Tally the lines that include the word "Configure" and reply with nothing but the total.

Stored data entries
****

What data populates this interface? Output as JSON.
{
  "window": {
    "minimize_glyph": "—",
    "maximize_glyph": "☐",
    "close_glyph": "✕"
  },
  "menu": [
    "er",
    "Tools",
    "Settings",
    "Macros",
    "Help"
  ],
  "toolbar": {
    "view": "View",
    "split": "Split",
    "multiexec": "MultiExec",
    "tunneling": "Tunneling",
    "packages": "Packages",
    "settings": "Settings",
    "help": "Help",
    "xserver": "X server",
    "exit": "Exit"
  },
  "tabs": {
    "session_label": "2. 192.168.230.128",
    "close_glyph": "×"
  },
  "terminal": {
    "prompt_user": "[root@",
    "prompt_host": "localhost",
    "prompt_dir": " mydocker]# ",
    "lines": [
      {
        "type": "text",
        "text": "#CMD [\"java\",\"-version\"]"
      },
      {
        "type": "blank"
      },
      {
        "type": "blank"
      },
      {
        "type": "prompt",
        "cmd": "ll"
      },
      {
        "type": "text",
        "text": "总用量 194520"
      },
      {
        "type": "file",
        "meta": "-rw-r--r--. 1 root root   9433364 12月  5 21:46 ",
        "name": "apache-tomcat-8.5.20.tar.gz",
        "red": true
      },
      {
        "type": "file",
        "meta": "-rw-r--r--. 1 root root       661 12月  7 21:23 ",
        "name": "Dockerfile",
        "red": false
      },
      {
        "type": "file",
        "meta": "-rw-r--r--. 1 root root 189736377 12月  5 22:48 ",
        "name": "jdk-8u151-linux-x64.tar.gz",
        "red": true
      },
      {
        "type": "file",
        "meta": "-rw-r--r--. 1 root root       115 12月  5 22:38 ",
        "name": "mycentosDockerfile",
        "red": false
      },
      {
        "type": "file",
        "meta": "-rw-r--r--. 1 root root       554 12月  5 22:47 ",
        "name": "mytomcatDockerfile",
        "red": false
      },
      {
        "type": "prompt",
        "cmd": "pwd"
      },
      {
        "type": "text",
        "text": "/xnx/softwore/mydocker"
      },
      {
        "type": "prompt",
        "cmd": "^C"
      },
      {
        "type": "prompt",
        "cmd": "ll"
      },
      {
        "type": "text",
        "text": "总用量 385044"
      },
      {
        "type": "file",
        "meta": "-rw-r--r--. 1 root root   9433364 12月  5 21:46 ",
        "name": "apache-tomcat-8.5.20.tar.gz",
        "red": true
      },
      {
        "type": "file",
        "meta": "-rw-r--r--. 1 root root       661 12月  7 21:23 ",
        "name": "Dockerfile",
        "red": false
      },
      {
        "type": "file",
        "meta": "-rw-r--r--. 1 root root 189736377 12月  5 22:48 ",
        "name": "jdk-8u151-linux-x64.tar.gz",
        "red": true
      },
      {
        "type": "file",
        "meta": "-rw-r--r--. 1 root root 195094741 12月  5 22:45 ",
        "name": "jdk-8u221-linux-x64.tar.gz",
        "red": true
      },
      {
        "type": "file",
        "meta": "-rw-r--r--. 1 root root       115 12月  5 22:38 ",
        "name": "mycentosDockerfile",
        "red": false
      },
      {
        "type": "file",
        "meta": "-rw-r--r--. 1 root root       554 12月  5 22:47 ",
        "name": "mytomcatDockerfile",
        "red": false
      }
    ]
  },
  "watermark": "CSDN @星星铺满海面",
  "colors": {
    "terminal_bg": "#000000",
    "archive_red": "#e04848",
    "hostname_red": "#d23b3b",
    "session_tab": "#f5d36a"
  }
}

****

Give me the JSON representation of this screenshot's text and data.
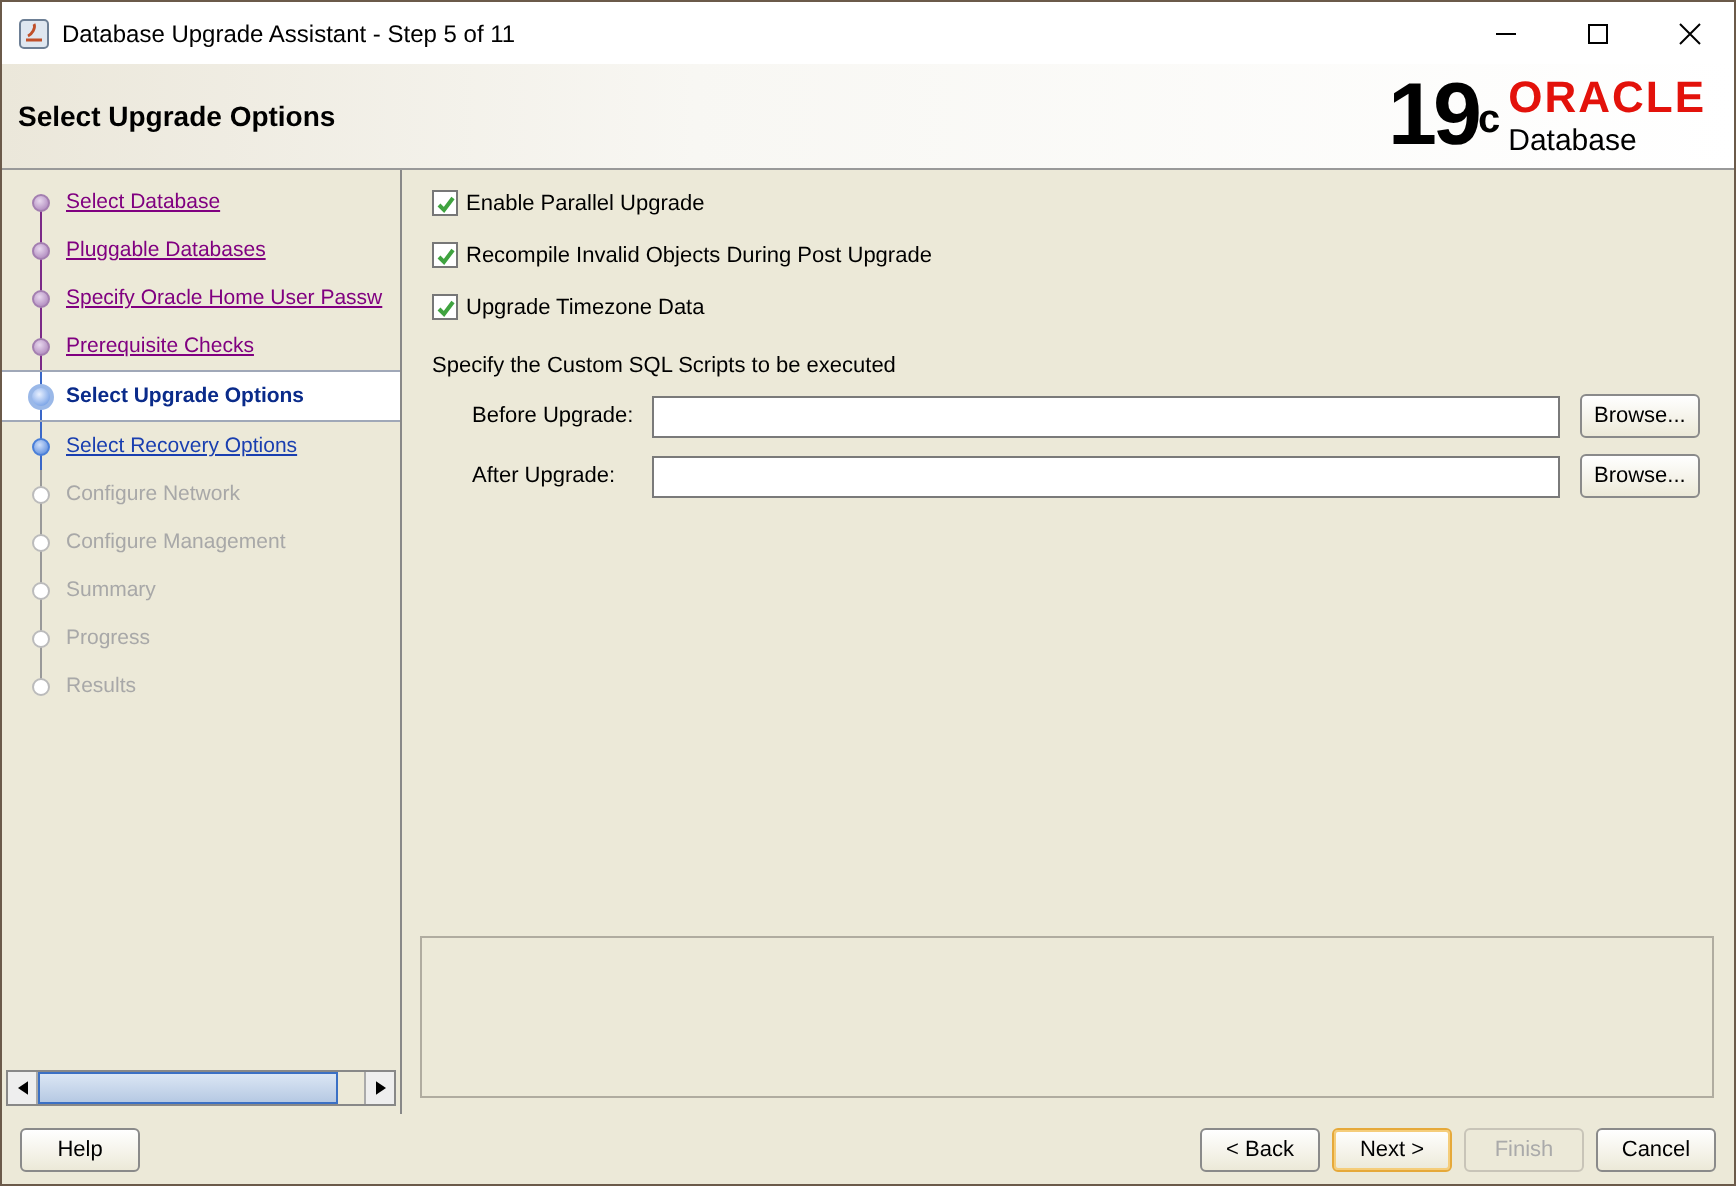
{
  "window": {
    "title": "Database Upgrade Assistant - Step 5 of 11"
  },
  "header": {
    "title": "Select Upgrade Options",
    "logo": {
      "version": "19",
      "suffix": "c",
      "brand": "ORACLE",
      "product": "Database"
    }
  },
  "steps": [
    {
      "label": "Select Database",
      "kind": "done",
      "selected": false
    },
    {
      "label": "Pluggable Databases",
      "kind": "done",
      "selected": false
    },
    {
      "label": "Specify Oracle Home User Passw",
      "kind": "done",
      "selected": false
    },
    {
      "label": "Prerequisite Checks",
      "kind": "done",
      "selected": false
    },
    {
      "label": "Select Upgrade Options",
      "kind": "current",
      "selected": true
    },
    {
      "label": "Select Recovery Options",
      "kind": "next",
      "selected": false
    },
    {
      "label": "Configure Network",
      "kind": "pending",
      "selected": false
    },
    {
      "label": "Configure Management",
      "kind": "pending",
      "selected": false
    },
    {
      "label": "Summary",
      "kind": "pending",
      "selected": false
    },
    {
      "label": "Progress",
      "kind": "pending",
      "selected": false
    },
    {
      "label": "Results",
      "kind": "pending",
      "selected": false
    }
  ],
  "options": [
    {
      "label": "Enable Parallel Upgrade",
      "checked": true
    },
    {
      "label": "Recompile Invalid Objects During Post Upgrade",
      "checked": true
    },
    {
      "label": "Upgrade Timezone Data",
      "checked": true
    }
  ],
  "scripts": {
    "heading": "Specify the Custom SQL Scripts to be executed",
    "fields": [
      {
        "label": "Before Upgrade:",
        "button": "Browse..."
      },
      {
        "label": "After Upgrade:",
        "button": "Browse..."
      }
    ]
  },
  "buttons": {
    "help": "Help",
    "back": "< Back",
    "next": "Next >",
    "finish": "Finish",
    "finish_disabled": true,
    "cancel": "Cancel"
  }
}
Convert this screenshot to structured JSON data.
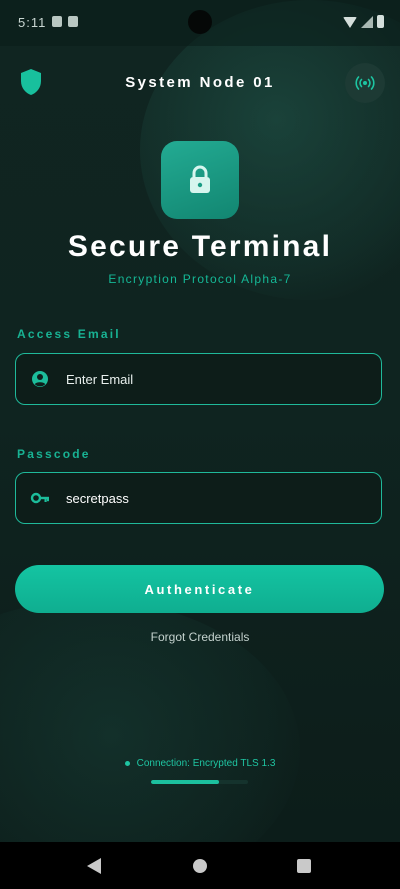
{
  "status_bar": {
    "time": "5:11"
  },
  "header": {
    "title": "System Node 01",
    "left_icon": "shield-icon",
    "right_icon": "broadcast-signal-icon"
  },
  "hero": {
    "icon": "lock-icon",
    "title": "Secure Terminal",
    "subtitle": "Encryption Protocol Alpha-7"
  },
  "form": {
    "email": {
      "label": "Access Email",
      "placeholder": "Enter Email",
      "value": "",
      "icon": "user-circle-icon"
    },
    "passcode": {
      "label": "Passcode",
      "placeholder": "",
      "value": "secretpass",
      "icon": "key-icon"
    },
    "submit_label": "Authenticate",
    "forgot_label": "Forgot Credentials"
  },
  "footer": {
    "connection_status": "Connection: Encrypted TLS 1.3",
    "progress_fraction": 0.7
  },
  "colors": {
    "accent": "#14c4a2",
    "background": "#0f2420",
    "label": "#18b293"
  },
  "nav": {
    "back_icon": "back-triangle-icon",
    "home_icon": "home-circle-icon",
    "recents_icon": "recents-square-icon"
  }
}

****

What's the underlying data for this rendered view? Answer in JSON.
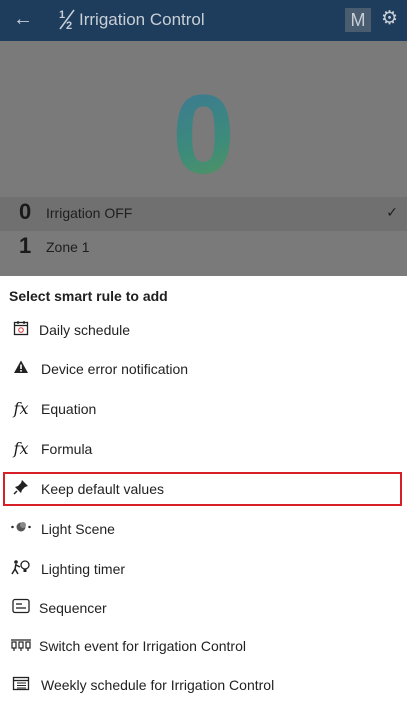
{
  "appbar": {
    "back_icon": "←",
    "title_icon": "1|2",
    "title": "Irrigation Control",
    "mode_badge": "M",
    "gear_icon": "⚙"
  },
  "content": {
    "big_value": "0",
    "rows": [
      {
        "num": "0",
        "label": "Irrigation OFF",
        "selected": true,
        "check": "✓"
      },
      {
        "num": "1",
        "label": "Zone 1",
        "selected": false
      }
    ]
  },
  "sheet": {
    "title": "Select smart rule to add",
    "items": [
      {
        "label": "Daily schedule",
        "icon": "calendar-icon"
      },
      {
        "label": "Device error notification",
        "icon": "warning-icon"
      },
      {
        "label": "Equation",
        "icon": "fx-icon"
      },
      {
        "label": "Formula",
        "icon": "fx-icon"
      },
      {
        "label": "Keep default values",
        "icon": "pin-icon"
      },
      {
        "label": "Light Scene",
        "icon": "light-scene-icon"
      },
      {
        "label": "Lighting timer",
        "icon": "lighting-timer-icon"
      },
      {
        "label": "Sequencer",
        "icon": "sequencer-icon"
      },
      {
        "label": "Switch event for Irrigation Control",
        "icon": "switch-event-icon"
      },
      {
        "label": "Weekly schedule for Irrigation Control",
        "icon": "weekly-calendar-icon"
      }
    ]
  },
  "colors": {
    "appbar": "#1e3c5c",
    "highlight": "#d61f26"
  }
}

****

▶ [SOLVED EXERCISE]
2